Dataset entries
⟨
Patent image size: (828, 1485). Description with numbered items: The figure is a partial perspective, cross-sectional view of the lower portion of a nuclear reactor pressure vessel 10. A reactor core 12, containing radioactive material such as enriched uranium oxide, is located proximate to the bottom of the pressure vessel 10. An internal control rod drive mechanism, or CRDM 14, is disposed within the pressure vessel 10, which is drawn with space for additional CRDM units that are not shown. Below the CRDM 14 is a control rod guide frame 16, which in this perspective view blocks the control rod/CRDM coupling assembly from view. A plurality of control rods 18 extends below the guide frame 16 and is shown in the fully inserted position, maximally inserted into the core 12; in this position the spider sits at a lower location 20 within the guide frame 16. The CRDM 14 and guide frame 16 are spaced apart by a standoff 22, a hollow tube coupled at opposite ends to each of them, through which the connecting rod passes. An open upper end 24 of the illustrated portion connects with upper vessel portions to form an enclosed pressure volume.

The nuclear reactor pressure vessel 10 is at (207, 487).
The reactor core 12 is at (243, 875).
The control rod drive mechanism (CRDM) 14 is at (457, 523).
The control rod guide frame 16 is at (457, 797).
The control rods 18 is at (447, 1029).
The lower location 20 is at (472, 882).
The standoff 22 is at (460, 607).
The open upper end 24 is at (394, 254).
⟩
⟨
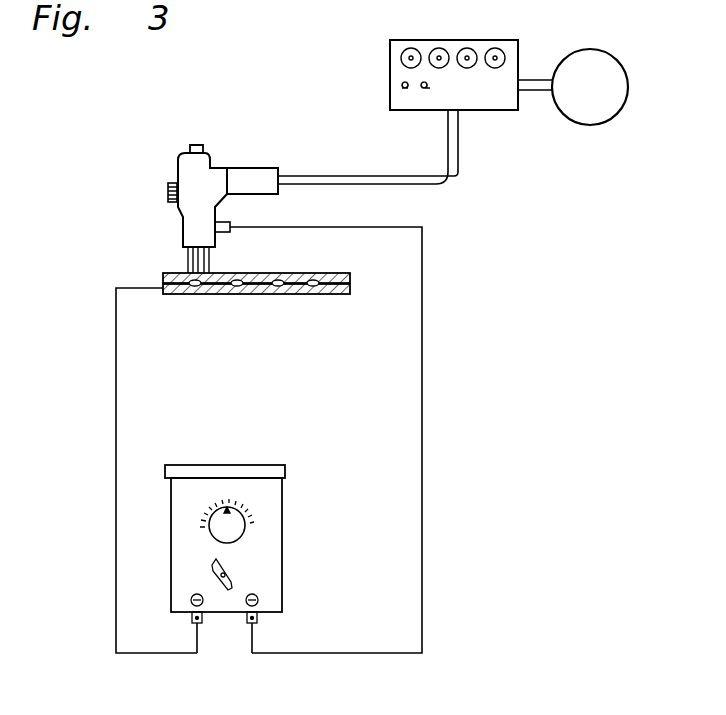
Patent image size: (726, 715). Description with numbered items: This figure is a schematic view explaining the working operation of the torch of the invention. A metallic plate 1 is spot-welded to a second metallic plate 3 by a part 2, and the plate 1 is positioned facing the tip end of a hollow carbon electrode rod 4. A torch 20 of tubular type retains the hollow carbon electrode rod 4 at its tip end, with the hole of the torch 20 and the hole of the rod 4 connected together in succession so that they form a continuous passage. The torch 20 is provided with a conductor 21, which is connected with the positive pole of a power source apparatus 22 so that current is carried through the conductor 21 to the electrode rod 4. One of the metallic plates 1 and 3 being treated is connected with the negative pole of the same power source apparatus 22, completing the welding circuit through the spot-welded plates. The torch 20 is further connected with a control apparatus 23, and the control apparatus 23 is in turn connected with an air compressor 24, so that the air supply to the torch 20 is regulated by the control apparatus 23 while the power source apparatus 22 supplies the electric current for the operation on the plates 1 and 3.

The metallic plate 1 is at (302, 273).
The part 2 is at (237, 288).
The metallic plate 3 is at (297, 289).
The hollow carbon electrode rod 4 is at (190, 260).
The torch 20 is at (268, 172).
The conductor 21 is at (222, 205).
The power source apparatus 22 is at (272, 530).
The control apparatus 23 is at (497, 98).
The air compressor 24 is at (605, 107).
⟩
Task details: Convert the data from the line with "Patent image size: (726, 715)." up to and including the line with "The control apparatus 23 is at (497, 98)." into a Markdown table with the columns Row and Line, numbering each row and leaving out blank lines.

Output for this task:
| Row | Line |
|---|---|
| 1 | Patent image size: (726, 715). Description with numbered items: This figure is a schematic view explaining the working operation of the torch of the invention. A metallic plate 1 is spot-welded to a second metallic plate 3 by a part 2, and the plate 1 is positioned facing the tip end of a hollow carbon electrode rod 4. A torch 20 of tubular type retains the hollow carbon electrode rod 4 at its tip end, with the hole of the torch 20 and the hole of the rod 4 connected together in succession so that they form a continuous passage. The torch 20 is provided with a conductor 21, which is connected with the positive pole of a power source apparatus 22 so that current is carried through the conductor 21 to the electrode rod 4. One of the metallic plates 1 and 3 being treated is connected with the negative pole of the same power source apparatus 22, completing the welding circuit through the spot-welded plates. The torch 20 is further connected with a control apparatus 23, and the control apparatus 23 is in turn connected with an air compressor 24, so that the air supply to the torch 20 is regulated by the control apparatus 23 while the power source apparatus 22 supplies the electric current for the operation on the plates 1 and 3. |
| 2 | The metallic plate 1 is at (302, 273). |
| 3 | The part 2 is at (237, 288). |
| 4 | The metallic plate 3 is at (297, 289). |
| 5 | The hollow carbon electrode rod 4 is at (190, 260). |
| 6 | The torch 20 is at (268, 172). |
| 7 | The conductor 21 is at (222, 205). |
| 8 | The power source apparatus 22 is at (272, 530). |
| 9 | The control apparatus 23 is at (497, 98). |